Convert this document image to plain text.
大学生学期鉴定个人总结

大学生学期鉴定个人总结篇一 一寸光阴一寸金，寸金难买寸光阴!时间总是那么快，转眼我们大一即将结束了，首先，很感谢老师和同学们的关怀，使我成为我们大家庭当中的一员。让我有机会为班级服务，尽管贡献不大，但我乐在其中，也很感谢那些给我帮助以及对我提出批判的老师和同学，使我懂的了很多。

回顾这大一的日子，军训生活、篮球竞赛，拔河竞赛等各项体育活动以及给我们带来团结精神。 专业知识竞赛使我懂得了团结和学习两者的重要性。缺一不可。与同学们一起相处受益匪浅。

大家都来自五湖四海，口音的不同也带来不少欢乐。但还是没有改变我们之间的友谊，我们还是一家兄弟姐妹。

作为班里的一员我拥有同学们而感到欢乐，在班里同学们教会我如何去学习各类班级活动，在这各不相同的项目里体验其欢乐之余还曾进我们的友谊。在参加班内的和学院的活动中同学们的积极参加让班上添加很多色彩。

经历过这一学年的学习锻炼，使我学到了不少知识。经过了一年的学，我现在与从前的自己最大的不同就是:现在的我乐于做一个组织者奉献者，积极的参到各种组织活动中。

● AIM:
Restate all of the entries exactly, please.

● RESPONSE TO THIS TASK:
Convert this document image to plain text.
大学生学期鉴定个人总结

大学生学期鉴定个人总结篇一 一寸光阴一寸金，寸金难买寸光阴!时间总是那么快，转眼我们大一即将结束了，首先，很感谢老师和同学们的关怀，使我成为我们大家庭当中的一员。让我有机会为班级服务，尽管贡献不大，但我乐在其中，也很感谢那些给我帮助以及对我提出批判的老师和同学，使我懂的了很多。

回顾这大一的日子，军训生活、篮球竞赛，拔河竞赛等各项体育活动以及给我们带来团结精神。 专业知识竞赛使我懂得了团结和学习两者的重要性。缺一不可。与同学们一起相处受益匪浅。

大家都来自五湖四海，口音的不同也带来不少欢乐。但还是没有改变我们之间的友谊，我们还是一家兄弟姐妹。

作为班里的一员我拥有同学们而感到欢乐，在班里同学们教会我如何去学习各类班级活动，在这各不相同的项目里体验其欢乐之余还曾进我们的友谊。在参加班内的和学院的活动中同学们的积极参加让班上添加很多色彩。

经历过这一学年的学习锻炼，使我学到了不少知识。经过了一年的学，我现在与从前的自己最大的不同就是:现在的我乐于做一个组织者奉献者，积极的参到各种组织活动中。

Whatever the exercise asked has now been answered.